**Text block**.
Aravind Eye Hospital in India does more eye surgeries than any other place in the world. It treats nearly 2 million patients a year, for remarkably less than most hospitals in the United States, and it treats nearly two-thirds of those patients for free. It is generally regarded as one of the best facilities for eye care quality in the world.
Rochester Minnesota is a town of roughly 150,000 people. Most towns that size which are fortunate enough to have a towered airport, have runways averaging 6,000 feet. The main runway at RST is over 9,000 feet long and capable of landing medium sized international jets. RST also has immigration services for international flights. What’s in Rochester that warrants a such a sophisticated airport? The Mayo Clinic.
Meanwhile, where I live in Richmond, Virginia, we have 11 licensed hospitals. Eight of which are large, traditional community hospitals and one is a large academic medical center. Of those eight, seven offer most of the same services: OB, general surgery, diagnostic imaging, orthopedics, emergency care, etc. At the risk of sounding anti-capitalistic, does it make sense for seven hospitals to all do the same thing, with different processes, standards, outcomes and costs? Or might I be better off flying to India for my eye surgery?
My point in these vignettes is to consider the globalization of treatment options. As our world gets smaller, our ability to specialize treatment options and concentrate them into true centers of excellence becomes not only a reality, but an important consideration.
In fact, the VA has had this model for many years. The VA recognizes it is better for quality and costs to concentrate expert providers in key centers, and move patients and families to those centers for treatment. We also see this today in cancer care. May patients, albeit most often those with resources, consider traveling to the Kennedy Center, Sloan-Kettering, MD Anderson or Stanford. Steve Jobs famously traveled to Tennessee for his liver replacement.

**Questions on the material**.
1. Using the text about hospital care, decide whether each statement agrees with it: (a) Aravind Eye Hospital treats nearly two-thirds of its patients for free. (b) Richmond, Virginia, has eight licensed hospitals. (c) The main runway at RST is shorter than 6,000 feet. Answer yes or no for each, and quote the words from the text that decide it.
2. Write out the part of the text about hospital care that runs from "My point in" up to and including "an important consideration.", word for word.

**Material provided**.
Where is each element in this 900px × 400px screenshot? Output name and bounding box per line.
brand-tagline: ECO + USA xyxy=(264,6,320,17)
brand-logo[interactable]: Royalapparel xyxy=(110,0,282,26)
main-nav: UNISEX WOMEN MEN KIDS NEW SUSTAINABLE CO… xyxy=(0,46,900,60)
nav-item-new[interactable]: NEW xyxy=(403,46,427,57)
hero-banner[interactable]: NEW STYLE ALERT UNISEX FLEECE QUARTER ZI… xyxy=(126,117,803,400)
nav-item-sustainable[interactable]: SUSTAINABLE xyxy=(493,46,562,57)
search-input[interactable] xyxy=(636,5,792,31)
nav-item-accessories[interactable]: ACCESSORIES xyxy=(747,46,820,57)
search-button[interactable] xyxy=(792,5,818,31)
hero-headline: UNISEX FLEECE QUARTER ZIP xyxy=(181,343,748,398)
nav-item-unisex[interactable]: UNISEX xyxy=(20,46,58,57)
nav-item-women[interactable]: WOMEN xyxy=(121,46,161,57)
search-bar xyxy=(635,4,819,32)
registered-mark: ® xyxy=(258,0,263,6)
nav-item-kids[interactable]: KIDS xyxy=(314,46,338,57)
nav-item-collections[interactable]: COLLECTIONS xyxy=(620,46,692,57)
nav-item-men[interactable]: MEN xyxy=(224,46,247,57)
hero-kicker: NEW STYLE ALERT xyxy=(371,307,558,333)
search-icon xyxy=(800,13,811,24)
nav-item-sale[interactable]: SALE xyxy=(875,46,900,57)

**Answers provided**.
1.
(a) Yes: "it treats nearly two-thirds of those patients for free"
(b) No: "we have 11 licensed hospitals"
(c) No: "The main runway at RST is over 9,000 feet long"

2.
My point in these vignettes is to consider the globalization of treatment options. As our world gets smaller, our ability to specialize treatment options and concentrate them into true centers of excellence becomes not only a reality, but an important consideration.